(Data listing)

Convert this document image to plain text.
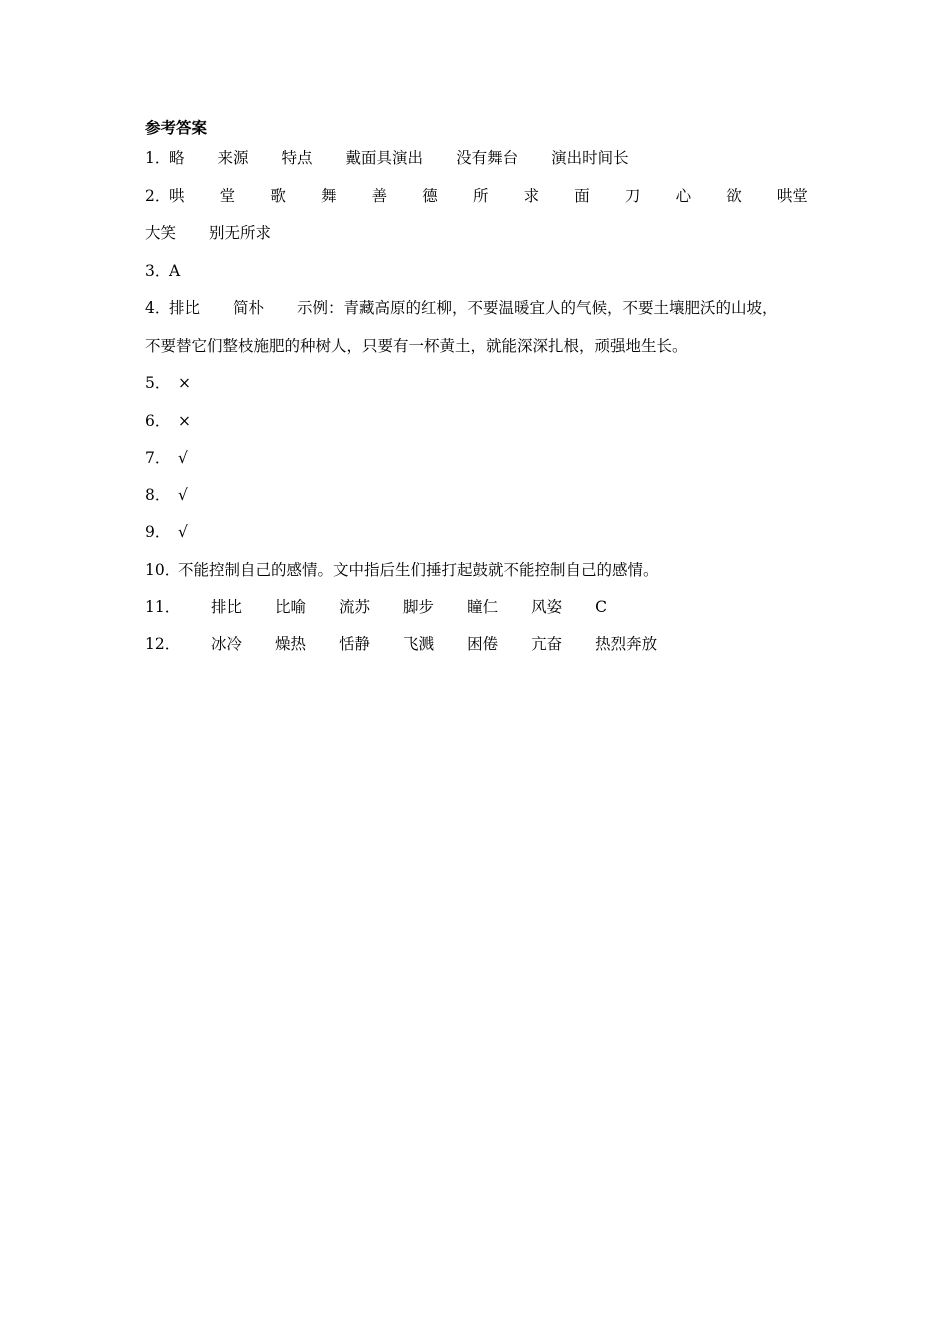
参考答案
1．略 来源 特点 戴面具演出 没有舞台 演出时间长
2．哄 堂 歌 舞 善 德 所 求 面 刀 心 欲 哄堂
大笑 别无所求
3．A
4．排比 简朴 示例：青藏高原的红柳，不要温暖宜人的气候，不要土壤肥沃的山坡，
不要替它们整枝施肥的种树人，只要有一杯黄土，就能深深扎根，顽强地生长。
5． ×
6． ×
7． √
8． √
9． √
10．不能控制自己的感情。文中指后生们捶打起鼓就不能控制自己的感情。
11． 排比 比喻 流苏 脚步 瞳仁 风姿 C
12． 冰冷 燥热 恬静 飞溅 困倦 亢奋 热烈奔放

▶ _What you need to do_
The listing above needs to be output again exactly. Don't include the pictures.

▶ _Task response_
Convert this document image to plain text.
参考答案
1．略 来源 特点 戴面具演出 没有舞台 演出时间长
2．哄 堂 歌 舞 善 德 所 求 面 刀 心 欲 哄堂
大笑 别无所求
3．A
4．排比 简朴 示例：青藏高原的红柳，不要温暖宜人的气候，不要土壤肥沃的山坡，
不要替它们整枝施肥的种树人，只要有一杯黄土，就能深深扎根，顽强地生长。
5． ×
6． ×
7． √
8． √
9． √
10．不能控制自己的感情。文中指后生们捶打起鼓就不能控制自己的感情。
11． 排比 比喻 流苏 脚步 瞳仁 风姿 C
12． 冰冷 燥热 恬静 飞溅 困倦 亢奋 热烈奔放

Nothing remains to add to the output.